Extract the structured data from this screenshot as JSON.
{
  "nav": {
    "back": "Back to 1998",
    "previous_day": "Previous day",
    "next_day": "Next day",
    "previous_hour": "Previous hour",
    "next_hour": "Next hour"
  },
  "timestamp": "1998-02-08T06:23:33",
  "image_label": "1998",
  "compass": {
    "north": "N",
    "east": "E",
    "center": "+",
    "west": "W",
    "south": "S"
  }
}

———

**WRITTEN INSTRUCTION:**
Emit the records above again, exactly, with no line skipped.

**FULL OUTPUT:**
Extract the structured data from this screenshot as JSON.
{
  "nav": {
    "back": "Back to 1998",
    "previous_day": "Previous day",
    "next_day": "Next day",
    "previous_hour": "Previous hour",
    "next_hour": "Next hour"
  },
  "timestamp": "1998-02-08T06:23:33",
  "image_label": "1998",
  "compass": {
    "north": "N",
    "east": "E",
    "center": "+",
    "west": "W",
    "south": "S"
  }
}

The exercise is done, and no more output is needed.